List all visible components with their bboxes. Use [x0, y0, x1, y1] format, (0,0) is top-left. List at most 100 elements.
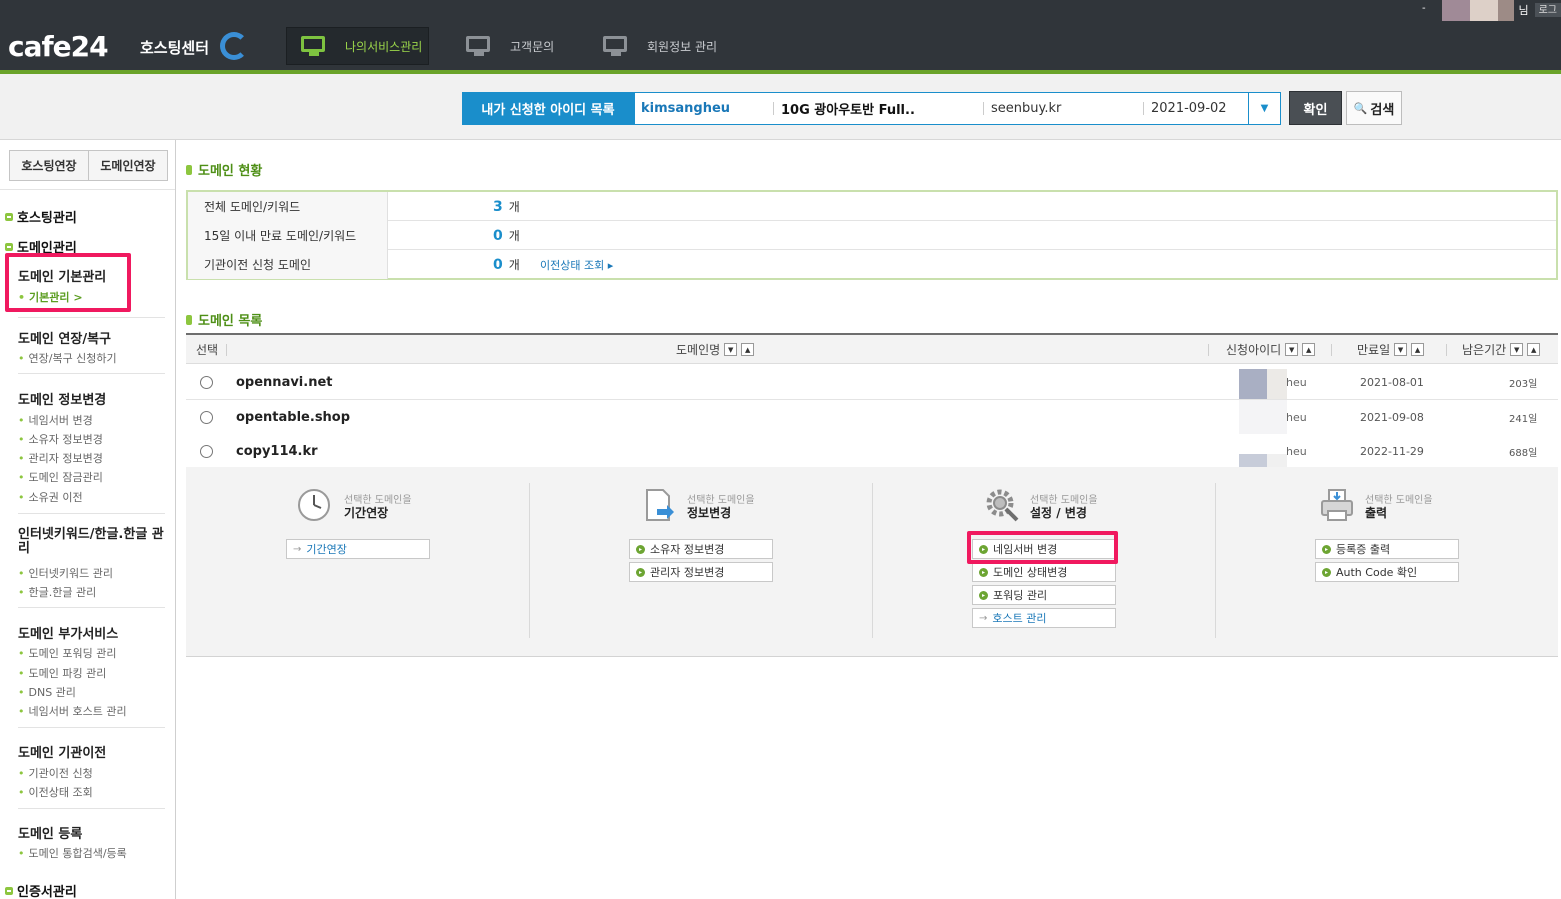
action-title: 정보변경	[687, 506, 732, 520]
tab-domain-renewal[interactable]: 도메인연장	[88, 150, 168, 181]
action-title: 기간연장	[344, 506, 389, 520]
bullet-icon	[5, 242, 13, 251]
user-honorific: 님	[1518, 4, 1529, 17]
col-label: 도메인명	[676, 343, 721, 357]
chevron-down-icon[interactable]: ▼	[1248, 93, 1280, 124]
transfer-status-link[interactable]: 이전상태 조회 ▸	[540, 250, 613, 279]
sidebar-group-addon[interactable]: 도메인 부가서비스	[18, 623, 118, 642]
status-count[interactable]: 0	[493, 228, 503, 244]
sidebar-item-transfer-request[interactable]: 기관이전 신청	[18, 765, 93, 781]
action-column-info: 선택한 도메인을 정보변경 ▸ 소유자 정보변경 ▸ 관리자 정보변경	[529, 467, 872, 657]
status-count[interactable]: 3	[493, 199, 503, 215]
row-radio[interactable]	[200, 445, 213, 458]
sidebar-item-domain-search[interactable]: 도메인 통합검색/등록	[18, 845, 127, 861]
sidebar-group-renewal[interactable]: 도메인 연장/복구	[18, 328, 111, 347]
auth-code-button[interactable]: ▸ Auth Code 확인	[1315, 562, 1459, 582]
page: cafe24 호스팅센터 나의서비스관리 고객문의 회원정보 관리 - 님 로그…	[0, 0, 1561, 899]
sidebar-item-admin-info[interactable]: 관리자 정보변경	[18, 450, 103, 466]
bullet-icon	[5, 212, 13, 221]
arrow-right-icon: →	[293, 543, 302, 555]
sidebar-item-renewal-request[interactable]: 연장/복구 신청하기	[18, 350, 117, 366]
user-area: 님 로그	[1442, 0, 1561, 21]
status-unit: 개	[508, 229, 520, 243]
logout-button[interactable]: 로그	[1534, 3, 1561, 17]
nav-member-info[interactable]: 회원정보 관리	[603, 27, 717, 65]
expire-date: 2022-11-29	[1360, 445, 1424, 458]
arrow-circle-icon: ▸	[1322, 544, 1331, 554]
arrow-right-icon: →	[979, 612, 988, 624]
divider	[18, 317, 165, 318]
highlight-box	[967, 531, 1118, 564]
expire-date: 2021-09-08	[1360, 411, 1424, 424]
id-select-dropdown[interactable]: kimsangheu 10G 광아우토반 Full.. seenbuy.kr 2…	[634, 92, 1281, 125]
renew-period-button[interactable]: → 기간연장	[286, 539, 430, 559]
redacted-id	[1239, 369, 1287, 399]
tab-hosting-renewal[interactable]: 호스팅연장	[9, 150, 89, 181]
sidebar-group-keyword[interactable]: 인터넷키워드/한글.한글 관리	[18, 528, 168, 556]
registration-print-button[interactable]: ▸ 등록증 출력	[1315, 539, 1459, 559]
host-management-button[interactable]: → 호스트 관리	[972, 608, 1116, 628]
arrow-circle-icon: ▸	[1322, 567, 1331, 577]
status-label: 기관이전 신청 도메인	[188, 250, 388, 279]
domain-name: opentable.shop	[236, 410, 351, 425]
sort-asc-icon[interactable]: ▲	[1411, 343, 1425, 356]
sort-desc-icon[interactable]: ▼	[1510, 343, 1524, 356]
search-button-label: 검색	[1370, 102, 1395, 118]
divider	[18, 607, 165, 608]
sidebar-category-certificate[interactable]: 인증서관리	[5, 881, 77, 899]
nav-my-service[interactable]: 나의서비스관리	[286, 27, 429, 65]
sidebar-group-transfer[interactable]: 도메인 기관이전	[18, 742, 106, 761]
bullet-icon	[186, 314, 192, 325]
sort-desc-icon[interactable]: ▼	[1394, 343, 1408, 356]
domain-status-change-button[interactable]: ▸ 도메인 상태변경	[972, 562, 1116, 582]
col-domain-name: 도메인명 ▼ ▲	[676, 335, 755, 364]
support-icon	[466, 34, 496, 58]
sidebar-item-keyword[interactable]: 인터넷키워드 관리	[18, 565, 113, 581]
expire-date: 2021-08-01	[1360, 376, 1424, 389]
sidebar-item-parking[interactable]: 도메인 파킹 관리	[18, 665, 107, 681]
cafe24-logo[interactable]: cafe24	[8, 30, 109, 63]
search-button[interactable]: 🔍 검색	[1346, 91, 1402, 125]
sidebar-item-ns-host[interactable]: 네임서버 호스트 관리	[18, 703, 127, 719]
owner-info-change-button[interactable]: ▸ 소유자 정보변경	[629, 539, 773, 559]
sidebar-item-ownership-transfer[interactable]: 소유권 이전	[18, 489, 83, 505]
forwarding-button[interactable]: ▸ 포워딩 관리	[972, 585, 1116, 605]
nav-support[interactable]: 고객문의	[466, 27, 554, 65]
redacted-id	[1239, 400, 1287, 434]
selected-product: 10G 광아우토반 Full..	[781, 103, 915, 118]
table-row[interactable]: copy114.kr heu 2022-11-29 688일	[186, 434, 1558, 469]
sidebar-item-forwarding[interactable]: 도메인 포워딩 관리	[18, 645, 117, 661]
button-label: Auth Code 확인	[1336, 566, 1418, 579]
sort-asc-icon[interactable]: ▲	[1527, 343, 1541, 356]
bullet-icon	[5, 886, 13, 895]
row-radio[interactable]	[200, 376, 213, 389]
separator	[773, 102, 774, 115]
status-count[interactable]: 0	[493, 257, 503, 273]
sidebar-item-domain-lock[interactable]: 도메인 잠금관리	[18, 469, 103, 485]
confirm-button[interactable]: 확인	[1289, 91, 1342, 125]
admin-info-change-button[interactable]: ▸ 관리자 정보변경	[629, 562, 773, 582]
member-icon	[603, 34, 633, 58]
redacted-username	[1442, 0, 1471, 21]
sort-desc-icon[interactable]: ▼	[724, 343, 738, 356]
sidebar-item-nameserver[interactable]: 네임서버 변경	[18, 412, 93, 428]
status-unit: 개	[508, 258, 520, 272]
sort-desc-icon[interactable]: ▼	[1285, 343, 1299, 356]
sidebar-item-owner-info[interactable]: 소유자 정보변경	[18, 431, 103, 447]
table-row[interactable]: opennavi.net heu 2021-08-01 203일	[186, 365, 1558, 400]
sort-asc-icon[interactable]: ▲	[1302, 343, 1316, 356]
sidebar-item-korean-domain[interactable]: 한글.한글 관리	[18, 584, 97, 600]
sidebar-group-register[interactable]: 도메인 등록	[18, 823, 82, 842]
status-value: 3개	[493, 192, 520, 221]
nav-support-label: 고객문의	[510, 39, 555, 54]
nav-my-service-label: 나의서비스관리	[345, 39, 423, 54]
sort-asc-icon[interactable]: ▲	[741, 343, 755, 356]
button-label: 관리자 정보변경	[650, 566, 725, 579]
row-radio[interactable]	[200, 411, 213, 424]
sidebar-category-hosting[interactable]: 호스팅관리	[5, 207, 77, 226]
sidebar-item-dns[interactable]: DNS 관리	[18, 684, 76, 700]
sidebar-group-info-change[interactable]: 도메인 정보변경	[18, 389, 106, 408]
sidebar-item-transfer-status[interactable]: 이전상태 조회	[18, 784, 93, 800]
domain-status-table: 전체 도메인/키워드 3개 15일 이내 만료 도메인/키워드 0개 기관이전 …	[186, 190, 1558, 280]
table-row[interactable]: opentable.shop heu 2021-09-08 241일	[186, 400, 1558, 435]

■ **Direction**: Starting at the line in the records that contains "506, 732, 520]", copy each line character for character, and stop after the line that contains "93, 1280, 124]".

■ **The response**:
action-title: 정보변경	[687, 506, 732, 520]
tab-domain-renewal[interactable]: 도메인연장	[88, 150, 168, 181]
action-title: 기간연장	[344, 506, 389, 520]
bullet-icon	[5, 242, 13, 251]
user-honorific: 님	[1518, 4, 1529, 17]
col-label: 도메인명	[676, 343, 721, 357]
chevron-down-icon[interactable]: ▼	[1248, 93, 1280, 124]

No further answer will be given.